Given task:
Copy every record below, exactly as written.
──────── Records for this task ────────
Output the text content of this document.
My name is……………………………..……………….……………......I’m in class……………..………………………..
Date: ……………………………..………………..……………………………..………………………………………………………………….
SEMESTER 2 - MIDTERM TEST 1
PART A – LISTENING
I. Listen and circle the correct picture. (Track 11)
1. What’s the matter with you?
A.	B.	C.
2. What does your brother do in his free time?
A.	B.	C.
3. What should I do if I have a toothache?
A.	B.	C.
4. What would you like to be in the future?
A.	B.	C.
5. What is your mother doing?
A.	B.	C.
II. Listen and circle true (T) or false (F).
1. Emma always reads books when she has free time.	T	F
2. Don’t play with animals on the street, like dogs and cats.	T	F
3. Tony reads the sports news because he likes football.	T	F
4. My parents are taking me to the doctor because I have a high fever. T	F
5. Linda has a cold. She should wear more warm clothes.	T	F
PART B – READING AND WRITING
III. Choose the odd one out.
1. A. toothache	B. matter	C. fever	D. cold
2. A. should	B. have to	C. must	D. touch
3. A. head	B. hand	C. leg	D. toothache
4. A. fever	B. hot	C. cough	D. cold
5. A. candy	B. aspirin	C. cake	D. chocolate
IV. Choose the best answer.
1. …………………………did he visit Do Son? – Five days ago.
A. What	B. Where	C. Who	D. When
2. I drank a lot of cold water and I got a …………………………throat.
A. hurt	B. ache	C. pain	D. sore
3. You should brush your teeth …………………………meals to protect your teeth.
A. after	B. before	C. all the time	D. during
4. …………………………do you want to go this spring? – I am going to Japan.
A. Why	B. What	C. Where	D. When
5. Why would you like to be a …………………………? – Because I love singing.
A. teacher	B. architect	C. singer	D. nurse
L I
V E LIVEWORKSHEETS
────────
In response:
Output the text content of this document.
My name is……………………………..……………….……………......I’m in class……………..………………………..
Date: ……………………………..………………..……………………………..………………………………………………………………….
SEMESTER 2 - MIDTERM TEST 1
PART A – LISTENING
I. Listen and circle the correct picture. (Track 11)
1. What’s the matter with you?
A.	B.	C.
2. What does your brother do in his free time?
A.	B.	C.
3. What should I do if I have a toothache?
A.	B.	C.
4. What would you like to be in the future?
A.	B.	C.
5. What is your mother doing?
A.	B.	C.
II. Listen and circle true (T) or false (F).
1. Emma always reads books when she has free time.	T	F
2. Don’t play with animals on the street, like dogs and cats.	T	F
3. Tony reads the sports news because he likes football.	T	F
4. My parents are taking me to the doctor because I have a high fever. T	F
5. Linda has a cold. She should wear more warm clothes.	T	F
PART B – READING AND WRITING
III. Choose the odd one out.
1. A. toothache	B. matter	C. fever	D. cold
2. A. should	B. have to	C. must	D. touch
3. A. head	B. hand	C. leg	D. toothache
4. A. fever	B. hot	C. cough	D. cold
5. A. candy	B. aspirin	C. cake	D. chocolate
IV. Choose the best answer.
1. …………………………did he visit Do Son? – Five days ago.
A. What	B. Where	C. Who	D. When
2. I drank a lot of cold water and I got a …………………………throat.
A. hurt	B. ache	C. pain	D. sore
3. You should brush your teeth …………………………meals to protect your teeth.
A. after	B. before	C. all the time	D. during
4. …………………………do you want to go this spring? – I am going to Japan.
A. Why	B. What	C. Where	D. When
5. Why would you like to be a …………………………? – Because I love singing.
A. teacher	B. architect	C. singer	D. nurse
L I
V E LIVEWORKSHEETS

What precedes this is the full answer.